4. As US economic pre-eminence fades, US consumers are going to find that they no longer get to consume the lions share of the oil that is being produced and their per capita consumption will steadily decline towards the global mean (meaning a huge shift in relative consumption in the graph shown earlier).

5. As oil becomes harder to extract and we reach a peak of production, consumers will be competing for supplies that are static or falling in volume and there is further pressure for average per capita oil consumption to shrink.

6. As the global population continues to rise towards the 9 billion mark there is again further pressure for average per capita oil consumption to shrink.

The combination of these factors means the average US consumer is going to find maintaining the lifestyle they are used to (particularly regarding effectively unlimited use of motor vehicle based transportation) impossible over the next decade or two, unless there is a large and sudden shift to electric transport and clean energy sources, as the chart at the start of the post demonstrates.

The stress that this transition will cause seems likely to amplify the appeal of populist politicians offering “simple” solutions (involving further military adventures abroad or draconian policies at home). As an additional factor, the US also has a large population of war veterans who are likely traumatised by their experiences in Iraq and Afghanistan and facing a weak economy and poor employment prospects when they return home (especially those who are less skilled), and who are likely to find populist policies appealing.

What can be done about this (to ensure a prosperous and peaceful future for all) remains an unanswered question, however many of these issues were considered back in the 1970’s.

American geopolitical operator Zbigniew Brzezinski (who is still active today, with his most memorable outing in recent years being his somewhat infamous “head in the bed” speech to the US Senate in 2007 warning neoconservatives not to attack Iran), wrote a number of books analysing future trends and advocating a massive surveillance state in order for elites to maintain control of the situation (along with reversing the “excess of democracy” people like Samuel Huntington perceived in the 1960’s and 70’s), as outlined in this passage from “Between Two Ages”:

“The technotronic era involves the gradual appearance of a more controlled society. Such a society would be dominated by an elite, unrestrained by traditional values. [T]he capacity to assert social and political control over the individual will vastly increase. It will soon be possible to assert almost continuous surveillance over every citizen and to maintain up-to-date, complete files, containing even most personal information about the health or personal behavior of the citizen in addition to more customary data. These files will be subject to instantaneous retrieval by the authorities.”

Science fiction writer John Brunner wrote a number of books exploring where these trends might take us, advocating much greater transparency in “The Shockwave Rider” (the opposite of Brzezinski’s suggestion above) as a way of retaining popular faith in large institutions and warning of what might happen if the interests of elites diverged far enough from those of the general population as the economy delined and environmental crises emerged in “The Sheep Look Up“.

The most famous look forward was from the Club of Rome (an elite grouping generally mistrusted by the populists), who commissioned the often-misunderstood work “The Limits To Growth” which analysed a number of scenarios and recommended a set of steps to avoid environmental (and political) collapse including :

* improved monitoring of our impact on the environment and the resource base

* improved response times to signals from the monitoring described above

* extending planning horizons

* increased use of renewable resource (such as clean energy sources)

> **SUPPLIED RECORDS**
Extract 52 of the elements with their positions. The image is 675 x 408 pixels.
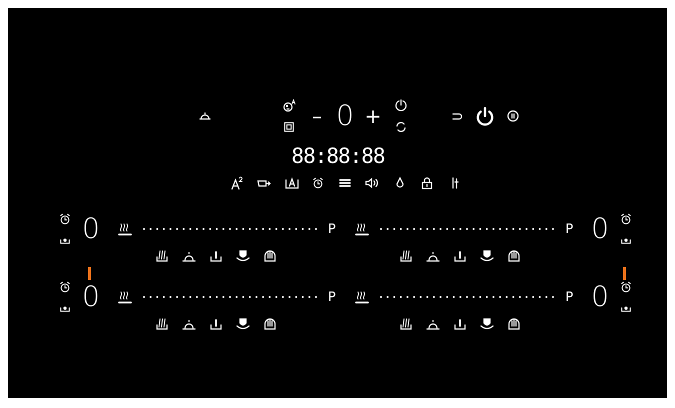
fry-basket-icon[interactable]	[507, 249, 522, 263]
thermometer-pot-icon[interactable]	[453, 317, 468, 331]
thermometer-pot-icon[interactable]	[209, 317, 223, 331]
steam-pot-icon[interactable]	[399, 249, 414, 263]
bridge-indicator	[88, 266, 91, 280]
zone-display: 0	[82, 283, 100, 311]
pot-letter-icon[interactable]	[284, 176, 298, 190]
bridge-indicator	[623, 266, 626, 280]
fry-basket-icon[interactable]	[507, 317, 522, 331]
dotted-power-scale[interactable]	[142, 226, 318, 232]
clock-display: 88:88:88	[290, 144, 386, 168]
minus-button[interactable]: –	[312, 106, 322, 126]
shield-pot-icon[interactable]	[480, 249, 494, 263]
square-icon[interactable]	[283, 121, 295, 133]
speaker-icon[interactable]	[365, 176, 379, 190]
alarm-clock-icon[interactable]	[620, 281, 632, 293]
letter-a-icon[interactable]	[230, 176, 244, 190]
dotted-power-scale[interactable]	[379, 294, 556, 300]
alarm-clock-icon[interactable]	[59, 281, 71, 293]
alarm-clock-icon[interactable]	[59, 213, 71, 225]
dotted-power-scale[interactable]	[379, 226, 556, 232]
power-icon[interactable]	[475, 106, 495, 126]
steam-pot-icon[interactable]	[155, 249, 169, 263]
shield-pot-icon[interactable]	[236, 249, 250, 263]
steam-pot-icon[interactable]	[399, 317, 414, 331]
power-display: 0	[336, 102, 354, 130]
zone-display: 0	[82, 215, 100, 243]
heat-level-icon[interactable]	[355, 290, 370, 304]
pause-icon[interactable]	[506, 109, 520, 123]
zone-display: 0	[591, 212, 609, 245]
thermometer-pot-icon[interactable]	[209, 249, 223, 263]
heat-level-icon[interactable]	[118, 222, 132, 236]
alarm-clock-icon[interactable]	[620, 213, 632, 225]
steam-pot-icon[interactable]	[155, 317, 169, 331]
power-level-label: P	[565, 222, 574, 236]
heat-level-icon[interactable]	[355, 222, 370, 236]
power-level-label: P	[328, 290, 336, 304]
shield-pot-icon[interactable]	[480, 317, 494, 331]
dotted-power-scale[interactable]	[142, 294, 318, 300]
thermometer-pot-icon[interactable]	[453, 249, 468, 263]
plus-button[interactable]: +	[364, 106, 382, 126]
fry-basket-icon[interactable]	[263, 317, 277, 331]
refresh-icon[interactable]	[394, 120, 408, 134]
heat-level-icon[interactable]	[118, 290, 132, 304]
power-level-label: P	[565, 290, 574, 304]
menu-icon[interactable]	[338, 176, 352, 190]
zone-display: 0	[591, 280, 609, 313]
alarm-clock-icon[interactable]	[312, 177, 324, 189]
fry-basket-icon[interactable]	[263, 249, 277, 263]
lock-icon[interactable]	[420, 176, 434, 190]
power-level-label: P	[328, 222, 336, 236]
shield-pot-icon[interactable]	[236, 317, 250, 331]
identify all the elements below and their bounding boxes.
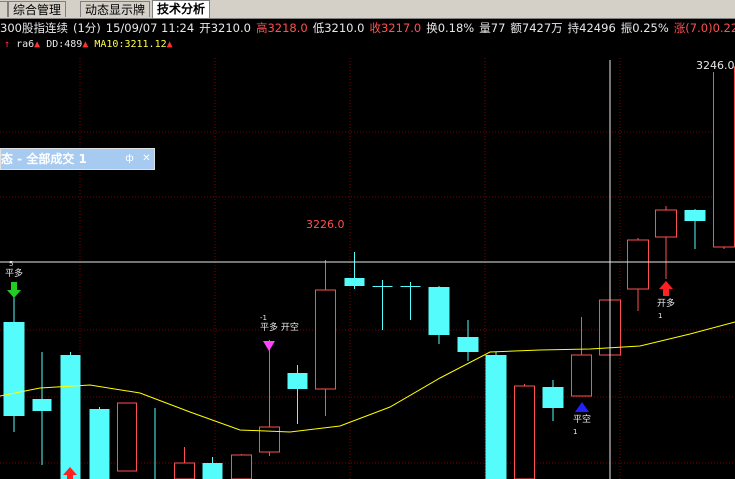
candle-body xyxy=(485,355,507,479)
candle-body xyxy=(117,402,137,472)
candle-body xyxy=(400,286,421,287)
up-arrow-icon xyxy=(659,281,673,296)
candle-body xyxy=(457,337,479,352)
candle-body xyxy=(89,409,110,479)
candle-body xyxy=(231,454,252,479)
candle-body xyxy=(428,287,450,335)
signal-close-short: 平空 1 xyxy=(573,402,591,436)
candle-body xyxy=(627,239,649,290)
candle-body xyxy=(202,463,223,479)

> **WRITTEN EXERCISE 1**
In the oil article, rewrite the paragraph beginning "The stress that this transition will cause" as a short bulleted list that keeps its main facts.
> **WRITTEN EXERCISE 2**
According to the oil article, in what year did Zbigniew Brzezinski give his "head in the bed" speech to the US Senate?

> **EXERCISE RESULT 1**
- The strain of this transition will likely make populist politicians offering "simple" solutions more appealing, such as further military ventures abroad or draconian policies at home.
- The US also has a large population of war veterans who are likely traumatized by Iraq and Afghanistan and who return to a weak economy and poor job prospects, especially the less skilled.
- These veterans are likely to find populist policies appealing.

> **EXERCISE RESULT 2**
2007